Exercise: Skip every image and restate the data word for word.

======

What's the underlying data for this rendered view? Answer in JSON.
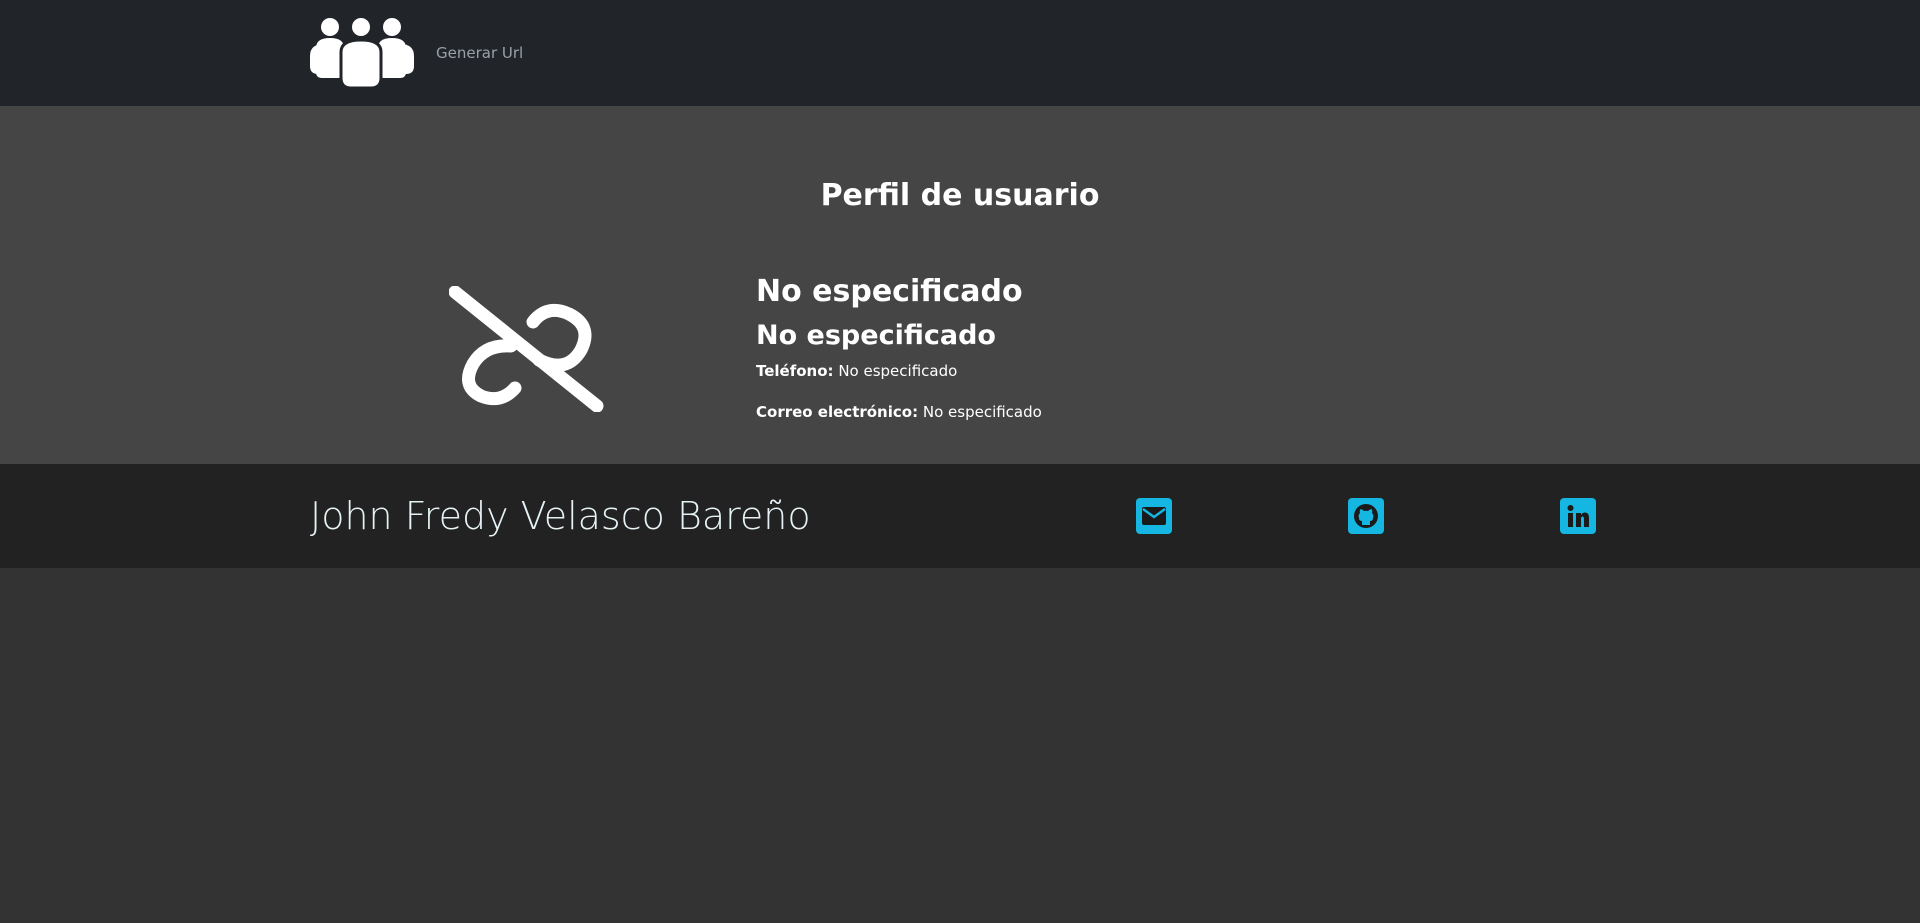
{
  "navbar": {
    "brand_icon": "users-group-icon",
    "link_label": "Generar Url"
  },
  "profile": {
    "title": "Perfil de usuario",
    "avatar_icon": "broken-link-icon",
    "name": "No especificado",
    "surname": "No especificado",
    "phone_label": "Teléfono:",
    "phone_value": "No especificado",
    "email_label": "Correo electrónico:",
    "email_value": "No especificado"
  },
  "footer": {
    "author": "John Fredy Velasco Bareño",
    "social_icons": [
      "envelope-icon",
      "github-icon",
      "linkedin-icon"
    ],
    "accent_color": "#16b6e2"
  },
  "colors": {
    "navbar_bg": "#212529",
    "profile_bg": "#454545",
    "footer_bg": "#222222",
    "page_bg": "#333333"
  }
}
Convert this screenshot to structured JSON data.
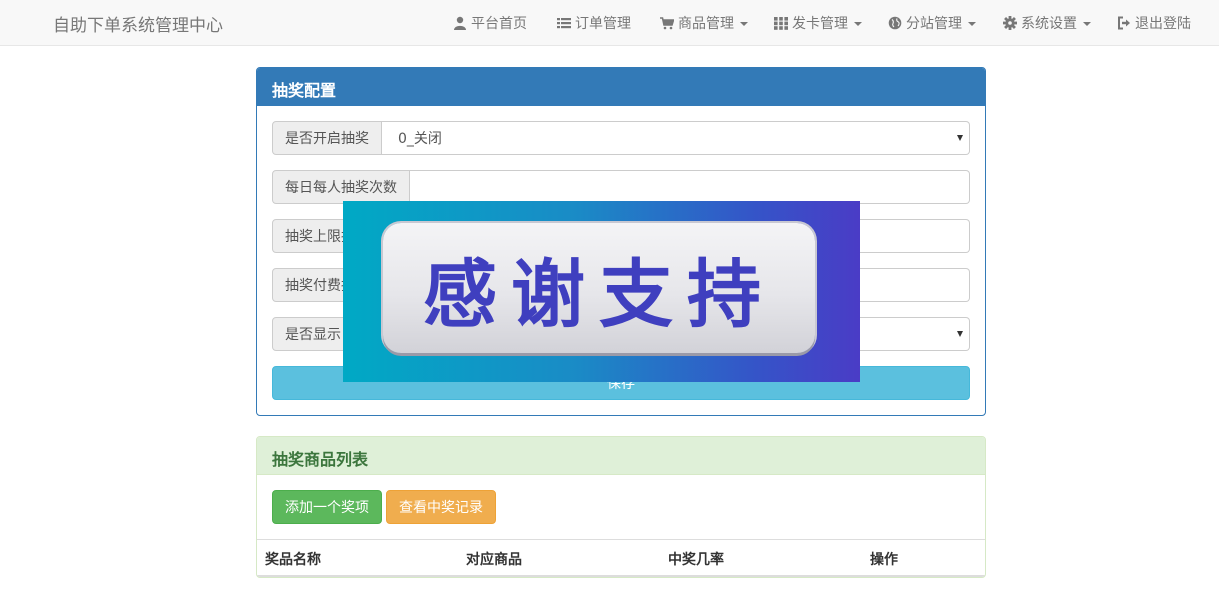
{
  "navbar": {
    "brand": "自助下单系统管理中心",
    "items": [
      {
        "label": "平台首页",
        "icon": "user-icon",
        "dropdown": false
      },
      {
        "label": "订单管理",
        "icon": "list-icon",
        "dropdown": false
      },
      {
        "label": "商品管理",
        "icon": "cart-icon",
        "dropdown": true
      },
      {
        "label": "发卡管理",
        "icon": "grid-icon",
        "dropdown": true
      },
      {
        "label": "分站管理",
        "icon": "globe-icon",
        "dropdown": true
      },
      {
        "label": "系统设置",
        "icon": "gear-icon",
        "dropdown": true
      },
      {
        "label": "退出登陆",
        "icon": "logout-icon",
        "dropdown": false
      }
    ]
  },
  "config_panel": {
    "title": "抽奖配置",
    "fields": [
      {
        "label": "是否开启抽奖",
        "value": "0_关闭",
        "type": "select"
      },
      {
        "label": "每日每人抽奖次数",
        "value": "",
        "type": "input"
      },
      {
        "label": "抽奖上限拦",
        "value": "",
        "type": "input"
      },
      {
        "label": "抽奖付费拦",
        "value": "",
        "type": "input"
      },
      {
        "label": "是否显示",
        "value": "",
        "type": "select"
      }
    ],
    "save_label": "保存"
  },
  "prize_panel": {
    "title": "抽奖商品列表",
    "add_button": "添加一个奖项",
    "records_button": "查看中奖记录",
    "columns": [
      "奖品名称",
      "对应商品",
      "中奖几率",
      "操作"
    ]
  },
  "overlay": {
    "text": "感谢支持"
  },
  "colors": {
    "primary": "#337ab7",
    "info": "#5bc0de",
    "success": "#5cb85c",
    "warning": "#f0ad4e",
    "success_heading_bg": "#dff0d8"
  }
}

======

Result below:
What's the underlying data for this rendered view? Answer in JSON.
{
  "navbar": {
    "brand_icon": "users-group-icon",
    "link_label": "Generar Url"
  },
  "profile": {
    "title": "Perfil de usuario",
    "avatar_icon": "broken-link-icon",
    "name": "No especificado",
    "surname": "No especificado",
    "phone_label": "Teléfono:",
    "phone_value": "No especificado",
    "email_label": "Correo electrónico:",
    "email_value": "No especificado"
  },
  "footer": {
    "author": "John Fredy Velasco Bareño",
    "social_icons": [
      "envelope-icon",
      "github-icon",
      "linkedin-icon"
    ],
    "accent_color": "#16b6e2"
  },
  "colors": {
    "navbar_bg": "#212529",
    "profile_bg": "#454545",
    "footer_bg": "#222222",
    "page_bg": "#333333"
  }
}
Convert this screenshot to structured JSON data.
{
  "navbar": {
    "brand": "自助下单系统管理中心",
    "items": [
      {
        "label": "平台首页",
        "icon": "user-icon",
        "dropdown": false
      },
      {
        "label": "订单管理",
        "icon": "list-icon",
        "dropdown": false
      },
      {
        "label": "商品管理",
        "icon": "cart-icon",
        "dropdown": true
      },
      {
        "label": "发卡管理",
        "icon": "grid-icon",
        "dropdown": true
      },
      {
        "label": "分站管理",
        "icon": "globe-icon",
        "dropdown": true
      },
      {
        "label": "系统设置",
        "icon": "gear-icon",
        "dropdown": true
      },
      {
        "label": "退出登陆",
        "icon": "logout-icon",
        "dropdown": false
      }
    ]
  },
  "config_panel": {
    "title": "抽奖配置",
    "fields": [
      {
        "label": "是否开启抽奖",
        "value": "0_关闭",
        "type": "select"
      },
      {
        "label": "每日每人抽奖次数",
        "value": "",
        "type": "input"
      },
      {
        "label": "抽奖上限拦",
        "value": "",
        "type": "input"
      },
      {
        "label": "抽奖付费拦",
        "value": "",
        "type": "input"
      },
      {
        "label": "是否显示",
        "value": "",
        "type": "select"
      }
    ],
    "save_label": "保存"
  },
  "prize_panel": {
    "title": "抽奖商品列表",
    "add_button": "添加一个奖项",
    "records_button": "查看中奖记录",
    "columns": [
      "奖品名称",
      "对应商品",
      "中奖几率",
      "操作"
    ]
  },
  "overlay": {
    "text": "感谢支持"
  },
  "colors": {
    "primary": "#337ab7",
    "info": "#5bc0de",
    "success": "#5cb85c",
    "warning": "#f0ad4e",
    "success_heading_bg": "#dff0d8"
  }
}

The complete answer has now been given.